═══ Text provided ═══

THE COMPANY’S STANDARD TERMS AND CONDITION OF SALE
1.1′ In these Conditions, the following terms shall have the meanings assigned to them hereunder:
1.1.1 “The Application for Credit Facilities” means the application to the Company by the Customer for credit facilities in respect of the future business relationship with the Company to which this document is attached and in respect of which the Customer, by applying for such credit terms, agrees to be bound in all and every respect.
1.1.2 “The Company” means Ambleside Meats CC. Registration No. 1999/014828/23
1.1.3 “The Customer” means any person, firm, company, close corporation or association on whose request or on whose behalf, The Company undertakes any-business or delivers any goods or provides any service.
1.1.4 “Goods” means any meat products or other products owned, controlled or handled by the Company whether as principal or agent.
1.1.5 “Signatory” means the person or persons signing the application for credit facilities on behalf of the Customer and binding the Customer to the Standard Trading Terms and Conditions of the Company.
1.2 The head notes to these terms and conditions are for the purpose of reference only and shall not govern the interpretation thereof.
1:3 Words importing the singular shall include the plural and vice versa and words importing the masculine gender shall include the feminine gender and words importing persons shall include companies and vice versa
1.4 The terms and conditions shall be binding on and enforceable against the assigns, liquidators, curators or any other legal representative of the Customer as fully and effectually as if they had signed the application for Credit Facilities in the first place and reference to the Customer shall be deemed to include its assigns, liquidators, curators and any other legal representatives as the case may be.
- PURCHASE PRICE
2.1 The price charged will be those applicable at the date of despatch of the goods unless otherwise agreed in writing.
2.2 All prices quoted reflect prices before VAT.
2.3 In the event that the rate of VAT increases or decreases or VAT is withdrawn, the respective amounts payable shall be adjusted accordingly
- CONDITIONS OF PAYMENT
3.1 Unless otherwise specifically agreed between the Company and the Customer in writing, the Customer shall pay to the Company in cash immediately upon presentation of the account concerned all sums due to the Company without deduction or set-off and payments shall not be withheld or deferred on the basis of any claims as alleged by the Customer against the company.
3.2 All and any monies received from the Customer shall be appropriated by the Company in its sole and absolute discretion in respect of any debt owed by the customer to the company which is not in dispute or any portion of such debt.

═══

**Task 1:**
Reproduce the stretch of the terms of sale from "THE COMPANY’S STANDARD" through "provides any service.".
**Task 2:**
Answer these questions from the terms of sale:
(a) Apart from other products, what kind of products does the definition of "Goods" name?
(b) Quoted prices are stated before what tax?
(c) Unless otherwise agreed in writing, in what form must the Customer pay sums due?

═══ Dataset entries ═══

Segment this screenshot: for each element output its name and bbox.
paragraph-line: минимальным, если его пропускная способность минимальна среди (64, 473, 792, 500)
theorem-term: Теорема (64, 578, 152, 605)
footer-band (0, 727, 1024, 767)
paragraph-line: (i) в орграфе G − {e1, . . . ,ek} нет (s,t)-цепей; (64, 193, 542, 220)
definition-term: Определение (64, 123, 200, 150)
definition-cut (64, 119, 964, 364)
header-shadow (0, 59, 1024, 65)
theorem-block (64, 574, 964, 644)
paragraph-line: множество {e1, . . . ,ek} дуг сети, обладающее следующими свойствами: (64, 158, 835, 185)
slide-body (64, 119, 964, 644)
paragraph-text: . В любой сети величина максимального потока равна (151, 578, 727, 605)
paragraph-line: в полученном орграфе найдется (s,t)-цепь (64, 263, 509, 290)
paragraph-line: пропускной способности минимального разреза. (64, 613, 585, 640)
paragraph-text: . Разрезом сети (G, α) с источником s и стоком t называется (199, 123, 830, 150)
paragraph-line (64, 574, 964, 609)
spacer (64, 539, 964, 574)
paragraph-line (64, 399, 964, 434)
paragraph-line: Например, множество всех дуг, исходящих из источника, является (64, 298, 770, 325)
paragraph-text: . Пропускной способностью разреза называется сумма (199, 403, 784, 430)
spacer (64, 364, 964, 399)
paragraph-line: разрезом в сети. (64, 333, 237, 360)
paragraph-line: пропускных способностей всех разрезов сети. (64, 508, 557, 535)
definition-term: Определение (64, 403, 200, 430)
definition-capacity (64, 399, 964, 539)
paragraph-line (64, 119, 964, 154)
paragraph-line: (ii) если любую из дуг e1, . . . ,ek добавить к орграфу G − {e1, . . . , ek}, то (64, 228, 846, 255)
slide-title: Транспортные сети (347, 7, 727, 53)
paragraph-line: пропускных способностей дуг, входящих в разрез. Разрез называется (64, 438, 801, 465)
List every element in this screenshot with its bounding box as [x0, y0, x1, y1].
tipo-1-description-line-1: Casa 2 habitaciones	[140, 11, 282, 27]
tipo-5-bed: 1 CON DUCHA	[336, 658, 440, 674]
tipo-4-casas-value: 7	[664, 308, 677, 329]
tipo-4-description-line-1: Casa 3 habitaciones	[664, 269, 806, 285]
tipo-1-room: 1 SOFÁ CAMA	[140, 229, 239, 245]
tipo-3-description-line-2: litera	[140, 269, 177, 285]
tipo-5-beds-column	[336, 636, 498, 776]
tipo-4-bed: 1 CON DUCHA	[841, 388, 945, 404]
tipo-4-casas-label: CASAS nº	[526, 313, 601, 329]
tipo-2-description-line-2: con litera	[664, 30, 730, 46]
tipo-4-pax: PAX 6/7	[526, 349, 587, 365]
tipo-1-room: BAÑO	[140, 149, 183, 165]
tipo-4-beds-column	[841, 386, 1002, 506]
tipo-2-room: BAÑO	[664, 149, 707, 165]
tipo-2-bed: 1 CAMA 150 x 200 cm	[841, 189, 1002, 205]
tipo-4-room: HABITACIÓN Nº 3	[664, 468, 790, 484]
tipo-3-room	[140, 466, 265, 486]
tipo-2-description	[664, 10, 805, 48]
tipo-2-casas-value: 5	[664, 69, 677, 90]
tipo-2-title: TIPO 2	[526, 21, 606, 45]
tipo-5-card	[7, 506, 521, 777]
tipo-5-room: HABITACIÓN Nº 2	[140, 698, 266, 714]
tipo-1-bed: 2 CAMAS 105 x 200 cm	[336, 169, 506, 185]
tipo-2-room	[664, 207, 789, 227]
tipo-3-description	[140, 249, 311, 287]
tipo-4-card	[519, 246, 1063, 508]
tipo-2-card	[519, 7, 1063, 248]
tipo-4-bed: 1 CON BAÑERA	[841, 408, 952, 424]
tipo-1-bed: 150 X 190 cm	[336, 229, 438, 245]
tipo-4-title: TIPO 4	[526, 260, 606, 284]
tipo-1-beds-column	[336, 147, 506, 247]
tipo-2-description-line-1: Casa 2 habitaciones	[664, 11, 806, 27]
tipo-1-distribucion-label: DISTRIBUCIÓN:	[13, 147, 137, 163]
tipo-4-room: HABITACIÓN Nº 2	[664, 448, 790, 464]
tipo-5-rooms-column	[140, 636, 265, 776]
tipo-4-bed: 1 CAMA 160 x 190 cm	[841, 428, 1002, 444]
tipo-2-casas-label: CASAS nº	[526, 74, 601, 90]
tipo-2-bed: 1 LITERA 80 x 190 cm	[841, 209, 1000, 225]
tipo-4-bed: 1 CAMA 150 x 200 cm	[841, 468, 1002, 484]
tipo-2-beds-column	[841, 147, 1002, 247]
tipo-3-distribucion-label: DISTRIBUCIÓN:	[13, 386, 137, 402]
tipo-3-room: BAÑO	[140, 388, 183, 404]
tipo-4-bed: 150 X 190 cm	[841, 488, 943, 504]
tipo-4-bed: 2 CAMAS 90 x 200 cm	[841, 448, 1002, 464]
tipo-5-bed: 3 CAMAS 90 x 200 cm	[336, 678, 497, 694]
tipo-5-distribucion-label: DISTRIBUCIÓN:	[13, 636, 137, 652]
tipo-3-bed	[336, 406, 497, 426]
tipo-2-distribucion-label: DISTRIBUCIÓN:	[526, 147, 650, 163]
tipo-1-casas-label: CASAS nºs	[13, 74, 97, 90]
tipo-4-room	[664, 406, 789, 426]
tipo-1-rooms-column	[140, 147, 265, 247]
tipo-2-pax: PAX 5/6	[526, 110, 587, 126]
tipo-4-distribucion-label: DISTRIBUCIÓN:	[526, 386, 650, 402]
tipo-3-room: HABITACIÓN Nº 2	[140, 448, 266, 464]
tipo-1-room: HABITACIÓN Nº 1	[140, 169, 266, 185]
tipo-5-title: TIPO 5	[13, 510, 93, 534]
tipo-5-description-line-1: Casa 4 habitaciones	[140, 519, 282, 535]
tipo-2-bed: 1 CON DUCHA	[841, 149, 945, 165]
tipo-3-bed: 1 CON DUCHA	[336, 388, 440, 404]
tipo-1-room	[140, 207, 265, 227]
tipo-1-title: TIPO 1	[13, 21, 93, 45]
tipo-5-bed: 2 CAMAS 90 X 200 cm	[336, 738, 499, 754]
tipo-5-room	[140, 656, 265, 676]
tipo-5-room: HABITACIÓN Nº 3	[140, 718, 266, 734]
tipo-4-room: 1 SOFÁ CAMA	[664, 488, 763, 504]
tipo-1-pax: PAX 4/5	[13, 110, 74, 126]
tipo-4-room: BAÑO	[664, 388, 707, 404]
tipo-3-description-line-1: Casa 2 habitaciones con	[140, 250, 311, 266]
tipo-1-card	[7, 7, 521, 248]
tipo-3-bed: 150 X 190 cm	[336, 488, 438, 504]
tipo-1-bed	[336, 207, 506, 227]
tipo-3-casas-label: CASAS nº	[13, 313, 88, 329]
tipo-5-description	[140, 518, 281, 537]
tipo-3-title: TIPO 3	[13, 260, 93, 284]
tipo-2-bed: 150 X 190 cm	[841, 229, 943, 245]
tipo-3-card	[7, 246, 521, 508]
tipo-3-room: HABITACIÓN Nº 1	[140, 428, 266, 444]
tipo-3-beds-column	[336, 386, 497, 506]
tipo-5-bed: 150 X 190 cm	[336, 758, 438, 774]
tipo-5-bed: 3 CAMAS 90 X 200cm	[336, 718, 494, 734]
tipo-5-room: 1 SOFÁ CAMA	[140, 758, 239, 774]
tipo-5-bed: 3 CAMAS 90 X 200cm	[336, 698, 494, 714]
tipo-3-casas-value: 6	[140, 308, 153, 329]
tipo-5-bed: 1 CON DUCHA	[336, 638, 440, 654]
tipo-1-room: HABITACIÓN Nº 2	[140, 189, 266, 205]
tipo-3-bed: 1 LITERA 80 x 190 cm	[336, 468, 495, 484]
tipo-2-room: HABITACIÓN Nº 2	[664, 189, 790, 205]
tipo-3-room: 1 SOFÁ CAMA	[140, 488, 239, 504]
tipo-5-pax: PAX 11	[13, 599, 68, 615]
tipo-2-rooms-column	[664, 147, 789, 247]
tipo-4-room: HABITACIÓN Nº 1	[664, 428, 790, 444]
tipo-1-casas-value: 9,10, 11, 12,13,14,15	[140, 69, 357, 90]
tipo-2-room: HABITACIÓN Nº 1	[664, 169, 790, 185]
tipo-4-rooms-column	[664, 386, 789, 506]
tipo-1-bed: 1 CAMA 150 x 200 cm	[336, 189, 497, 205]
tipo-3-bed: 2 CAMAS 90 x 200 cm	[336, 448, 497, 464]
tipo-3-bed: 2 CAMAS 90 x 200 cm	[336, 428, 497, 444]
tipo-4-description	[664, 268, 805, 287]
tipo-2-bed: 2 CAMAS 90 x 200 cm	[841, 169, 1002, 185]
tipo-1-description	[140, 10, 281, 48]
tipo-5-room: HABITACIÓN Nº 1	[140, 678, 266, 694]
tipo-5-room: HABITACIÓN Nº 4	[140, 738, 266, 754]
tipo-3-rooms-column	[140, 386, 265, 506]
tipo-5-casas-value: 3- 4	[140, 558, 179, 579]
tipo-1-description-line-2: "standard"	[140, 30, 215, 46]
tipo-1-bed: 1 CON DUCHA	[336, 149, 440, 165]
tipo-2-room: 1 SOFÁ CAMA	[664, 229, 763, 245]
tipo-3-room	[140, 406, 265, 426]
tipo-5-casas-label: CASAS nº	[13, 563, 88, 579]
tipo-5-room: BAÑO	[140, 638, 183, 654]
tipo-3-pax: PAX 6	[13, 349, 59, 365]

═══

**Exercise output 1:**
THE COMPANY’S STANDARD TERMS AND CONDITION OF SALE
1.1′ In these Conditions, the following terms shall have the meanings assigned to them hereunder:
1.1.1 “The Application for Credit Facilities” means the application to the Company by the Customer for credit facilities in respect of the future business relationship with the Company to which this document is attached and in respect of which the Customer, by applying for such credit terms, agrees to be bound in all and every respect.
1.1.2 “The Company” means Ambleside Meats CC. Registration No. 1999/014828/23
1.1.3 “The Customer” means any person, firm, company, close corporation or association on whose request or on whose behalf, The Company undertakes any-business or delivers any goods or provides any service.

**Exercise output 2:**
(a) Meat products.
(b) VAT.
(c) In cash, immediately upon presentation of the account.